**TASK REQUIREMENTS:**
Go through the records and extract every line with the word "this".

(Data records)
* * * * * * *

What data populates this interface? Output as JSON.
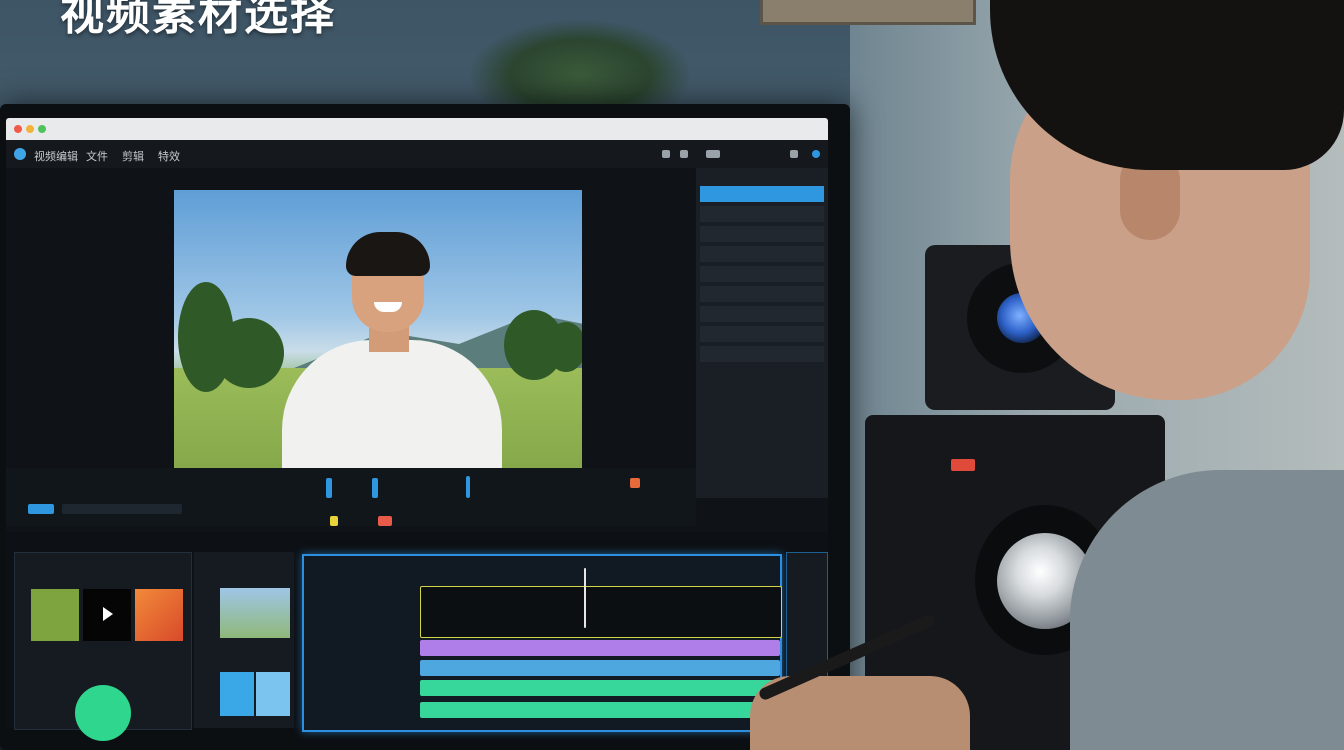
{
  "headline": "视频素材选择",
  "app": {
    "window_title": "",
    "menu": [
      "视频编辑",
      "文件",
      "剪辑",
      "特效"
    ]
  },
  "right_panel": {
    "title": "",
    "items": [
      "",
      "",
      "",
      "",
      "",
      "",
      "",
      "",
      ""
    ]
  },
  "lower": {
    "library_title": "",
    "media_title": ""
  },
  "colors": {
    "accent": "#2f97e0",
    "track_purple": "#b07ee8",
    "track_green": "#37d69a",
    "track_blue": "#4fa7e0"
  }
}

* * * * * * *

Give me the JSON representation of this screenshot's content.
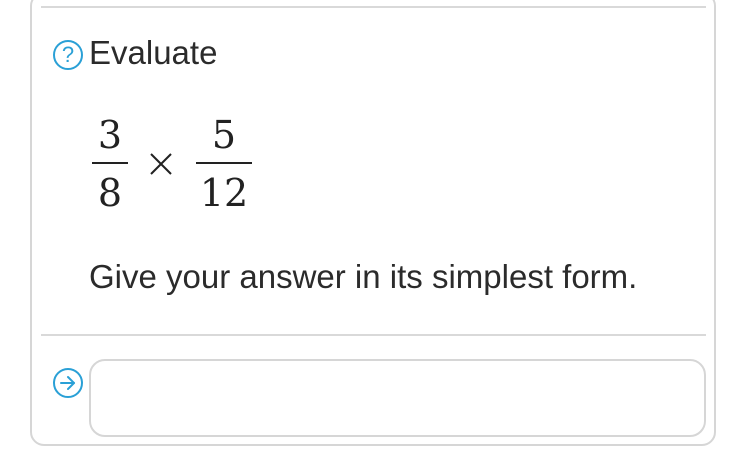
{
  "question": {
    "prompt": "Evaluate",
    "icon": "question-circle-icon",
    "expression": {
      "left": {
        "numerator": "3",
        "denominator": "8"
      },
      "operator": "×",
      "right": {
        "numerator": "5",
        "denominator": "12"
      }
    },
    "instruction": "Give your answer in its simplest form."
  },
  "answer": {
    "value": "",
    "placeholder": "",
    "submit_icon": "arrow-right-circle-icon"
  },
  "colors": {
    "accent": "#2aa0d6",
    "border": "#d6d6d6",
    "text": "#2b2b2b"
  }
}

* * * * * * *

**THE RESULT:**
What data populates this interface? Output as JSON.
Give me the JSON representation of this screenshot's content.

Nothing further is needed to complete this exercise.